Goal:
Return every record exactly as written.

══ Information provided ══

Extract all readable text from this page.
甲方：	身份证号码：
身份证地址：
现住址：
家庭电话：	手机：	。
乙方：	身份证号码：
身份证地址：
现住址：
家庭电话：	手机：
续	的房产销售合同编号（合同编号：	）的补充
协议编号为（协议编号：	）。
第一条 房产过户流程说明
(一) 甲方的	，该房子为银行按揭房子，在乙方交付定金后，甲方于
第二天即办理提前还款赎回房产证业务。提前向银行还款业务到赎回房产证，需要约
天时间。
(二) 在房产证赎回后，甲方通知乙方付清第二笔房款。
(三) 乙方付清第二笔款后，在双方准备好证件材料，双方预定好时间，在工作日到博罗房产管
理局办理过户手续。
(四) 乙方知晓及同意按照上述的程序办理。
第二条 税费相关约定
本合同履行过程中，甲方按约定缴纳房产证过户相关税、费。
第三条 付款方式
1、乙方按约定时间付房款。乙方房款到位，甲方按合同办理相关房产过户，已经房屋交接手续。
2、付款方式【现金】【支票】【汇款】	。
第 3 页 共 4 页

═══

Result of the exercise:
Extract all readable text from this page.
甲方：	身份证号码：
身份证地址：
现住址：
家庭电话：	手机：	。
乙方：	身份证号码：
身份证地址：
现住址：
家庭电话：	手机：
续	的房产销售合同编号（合同编号：	）的补充
协议编号为（协议编号：	）。
第一条 房产过户流程说明
(一) 甲方的	，该房子为银行按揭房子，在乙方交付定金后，甲方于
第二天即办理提前还款赎回房产证业务。提前向银行还款业务到赎回房产证，需要约
天时间。
(二) 在房产证赎回后，甲方通知乙方付清第二笔房款。
(三) 乙方付清第二笔款后，在双方准备好证件材料，双方预定好时间，在工作日到博罗房产管
理局办理过户手续。
(四) 乙方知晓及同意按照上述的程序办理。
第二条 税费相关约定
本合同履行过程中，甲方按约定缴纳房产证过户相关税、费。
第三条 付款方式
1、乙方按约定时间付房款。乙方房款到位，甲方按合同办理相关房产过户，已经房屋交接手续。
2、付款方式【现金】【支票】【汇款】	。
第 3 页 共 4 页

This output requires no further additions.